● Objet de la tâche
Rédigez la suite du texte sur la fermeture de l’abattoir de Privas, en reprenant immédiatement après sa dernière phrase.

══ Extrait fourni

Abattoir de Privas : une fermeture et des questions
Propriétaire du bâtiment, la municipalité souhaite étudier la possibilité de transformer l’abattoir en atelier de découpe et de maturation de la viande.

La nouvelle est tombée comme un couperet. Aux derniers jours de l’année 2021, le monde agricole ardéchois apprenait la fermeture définitive de l’abattoir municipal de Privas. Un outil en perte de vitesse malgré les investissements consentis pour le moderniser (350 000 euros ces quatre dernières années) et plombé par un déficit chronique (380 000 euros). La production annuelle de cet abattoir de centre-ville, construit en 1962 sur la place des Récollets, n’atteignait plus que 200 tonnes de viande, contre plus de 3 000 tonnes à Aubenas et près de 1 400 tonnes à Annonay. Derrière cette décision, effective depuis le 31 janvier 2021, l’abandon du projet de construction d’un abattoir intercommunal, un temps imaginé au Pouzin : trop cher pour être viable économiquement, a conclu l’étude commandée par la Communauté d'Agglomération Privas Centre Ardèche (Capca), qui a mis un terme au projet.

════
══ Matériel fourni

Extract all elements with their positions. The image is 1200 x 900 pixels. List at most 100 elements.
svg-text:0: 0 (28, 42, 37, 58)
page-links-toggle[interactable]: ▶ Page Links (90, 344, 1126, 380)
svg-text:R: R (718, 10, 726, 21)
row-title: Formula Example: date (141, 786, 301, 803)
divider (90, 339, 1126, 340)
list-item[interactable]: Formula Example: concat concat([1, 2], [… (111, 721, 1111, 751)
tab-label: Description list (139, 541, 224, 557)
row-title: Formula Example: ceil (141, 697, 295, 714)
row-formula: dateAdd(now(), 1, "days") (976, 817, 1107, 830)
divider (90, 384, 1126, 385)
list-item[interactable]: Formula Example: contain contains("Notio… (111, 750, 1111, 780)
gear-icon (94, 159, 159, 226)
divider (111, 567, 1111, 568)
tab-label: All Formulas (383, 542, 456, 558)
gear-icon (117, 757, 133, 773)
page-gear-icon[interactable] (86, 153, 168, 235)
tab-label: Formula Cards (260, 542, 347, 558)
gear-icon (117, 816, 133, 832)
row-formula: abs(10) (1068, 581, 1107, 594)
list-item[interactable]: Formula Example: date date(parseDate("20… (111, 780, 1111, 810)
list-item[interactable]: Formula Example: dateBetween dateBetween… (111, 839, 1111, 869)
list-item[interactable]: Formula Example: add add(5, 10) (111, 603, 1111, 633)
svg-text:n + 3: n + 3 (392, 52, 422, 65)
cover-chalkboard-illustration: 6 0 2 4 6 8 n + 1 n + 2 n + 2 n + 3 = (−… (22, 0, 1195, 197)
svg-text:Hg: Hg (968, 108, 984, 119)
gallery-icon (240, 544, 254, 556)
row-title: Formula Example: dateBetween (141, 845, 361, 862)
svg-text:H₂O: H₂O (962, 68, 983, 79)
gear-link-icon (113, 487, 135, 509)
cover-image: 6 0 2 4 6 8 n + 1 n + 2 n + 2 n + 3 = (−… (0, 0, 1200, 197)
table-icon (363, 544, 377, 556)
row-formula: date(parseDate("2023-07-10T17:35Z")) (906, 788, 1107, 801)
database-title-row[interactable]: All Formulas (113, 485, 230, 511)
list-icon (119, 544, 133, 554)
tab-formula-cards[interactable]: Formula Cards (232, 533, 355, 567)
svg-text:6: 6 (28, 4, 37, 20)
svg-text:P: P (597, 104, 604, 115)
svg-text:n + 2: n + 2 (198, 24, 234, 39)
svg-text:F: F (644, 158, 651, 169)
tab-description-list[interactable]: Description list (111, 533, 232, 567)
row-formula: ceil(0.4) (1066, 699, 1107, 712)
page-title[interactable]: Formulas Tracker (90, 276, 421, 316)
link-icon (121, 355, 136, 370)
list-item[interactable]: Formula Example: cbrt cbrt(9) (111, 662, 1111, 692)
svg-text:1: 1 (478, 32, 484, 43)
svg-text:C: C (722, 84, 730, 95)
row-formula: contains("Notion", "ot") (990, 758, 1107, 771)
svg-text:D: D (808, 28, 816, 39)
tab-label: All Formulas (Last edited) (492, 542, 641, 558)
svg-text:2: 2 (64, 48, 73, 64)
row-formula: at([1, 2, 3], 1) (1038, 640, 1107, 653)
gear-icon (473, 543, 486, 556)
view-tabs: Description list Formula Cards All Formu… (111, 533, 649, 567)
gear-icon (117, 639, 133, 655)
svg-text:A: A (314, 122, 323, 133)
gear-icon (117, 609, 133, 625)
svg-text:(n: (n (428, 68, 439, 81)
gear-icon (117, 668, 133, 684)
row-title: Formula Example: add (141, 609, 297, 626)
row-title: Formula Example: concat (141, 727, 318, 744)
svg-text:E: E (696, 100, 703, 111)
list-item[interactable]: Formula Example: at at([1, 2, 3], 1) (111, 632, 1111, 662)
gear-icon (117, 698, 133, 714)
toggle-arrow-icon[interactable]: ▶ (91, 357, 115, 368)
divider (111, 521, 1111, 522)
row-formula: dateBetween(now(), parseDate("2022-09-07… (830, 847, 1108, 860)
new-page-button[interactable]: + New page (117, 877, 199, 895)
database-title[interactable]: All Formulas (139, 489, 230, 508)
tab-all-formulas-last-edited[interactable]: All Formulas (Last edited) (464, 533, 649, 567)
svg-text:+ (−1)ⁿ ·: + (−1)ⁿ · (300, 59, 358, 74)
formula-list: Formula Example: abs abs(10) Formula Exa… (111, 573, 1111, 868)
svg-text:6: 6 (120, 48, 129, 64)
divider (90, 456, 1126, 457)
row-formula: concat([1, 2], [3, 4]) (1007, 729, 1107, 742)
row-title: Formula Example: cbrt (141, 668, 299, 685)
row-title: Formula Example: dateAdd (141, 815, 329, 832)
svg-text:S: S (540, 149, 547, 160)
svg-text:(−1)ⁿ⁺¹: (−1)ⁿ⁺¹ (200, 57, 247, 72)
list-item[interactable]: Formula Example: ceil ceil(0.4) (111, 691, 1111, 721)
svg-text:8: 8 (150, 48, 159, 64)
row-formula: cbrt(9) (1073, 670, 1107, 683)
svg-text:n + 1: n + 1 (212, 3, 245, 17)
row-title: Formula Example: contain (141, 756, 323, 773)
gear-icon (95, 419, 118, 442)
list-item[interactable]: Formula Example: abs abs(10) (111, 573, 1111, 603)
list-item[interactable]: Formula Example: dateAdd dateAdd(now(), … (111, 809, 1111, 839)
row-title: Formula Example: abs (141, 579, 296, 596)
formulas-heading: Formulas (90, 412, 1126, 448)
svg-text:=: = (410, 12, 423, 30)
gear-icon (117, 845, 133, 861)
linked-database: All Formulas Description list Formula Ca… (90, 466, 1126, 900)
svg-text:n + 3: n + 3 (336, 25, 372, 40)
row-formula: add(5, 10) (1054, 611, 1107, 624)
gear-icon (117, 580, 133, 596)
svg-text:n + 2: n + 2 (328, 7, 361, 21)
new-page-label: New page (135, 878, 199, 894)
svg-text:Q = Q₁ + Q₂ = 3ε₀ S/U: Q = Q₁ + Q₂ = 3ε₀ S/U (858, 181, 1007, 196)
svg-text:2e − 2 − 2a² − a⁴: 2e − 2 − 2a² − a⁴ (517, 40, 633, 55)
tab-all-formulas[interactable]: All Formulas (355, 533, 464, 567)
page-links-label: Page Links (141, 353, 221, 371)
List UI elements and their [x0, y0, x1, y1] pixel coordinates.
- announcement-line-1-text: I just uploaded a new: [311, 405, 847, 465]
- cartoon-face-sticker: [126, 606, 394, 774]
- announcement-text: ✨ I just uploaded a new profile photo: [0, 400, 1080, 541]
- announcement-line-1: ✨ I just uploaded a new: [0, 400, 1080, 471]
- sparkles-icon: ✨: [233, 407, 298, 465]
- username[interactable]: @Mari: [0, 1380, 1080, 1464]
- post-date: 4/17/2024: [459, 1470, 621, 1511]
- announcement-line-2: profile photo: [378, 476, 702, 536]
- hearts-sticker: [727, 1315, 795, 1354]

════

● Résultat ci-dessous
Outre les bouchers, les premiers concernés par cette fermeture soudaine sont les éleveurs. Exploitants agricoles dans les Boutières, la vallée de l’Ouvèze ou le plateau du Coiron, ils étaient plusieurs dizaines à utiliser régulièrement l’outil privadois et à se retrouver aujourd’hui dans une situation difficile. « C’est un choc pour tous les éleveurs qui avaient l’habitude de s’y rendre, même ponctuellement. La plupart n’ont pas d’autre choix que de faire des kilomètres en plus et d’aller à Aubenas », réagit Alain Crozier, président du syndicat ovin de l’Ardèche et éleveur à Saint-Gineys-en-Coiron.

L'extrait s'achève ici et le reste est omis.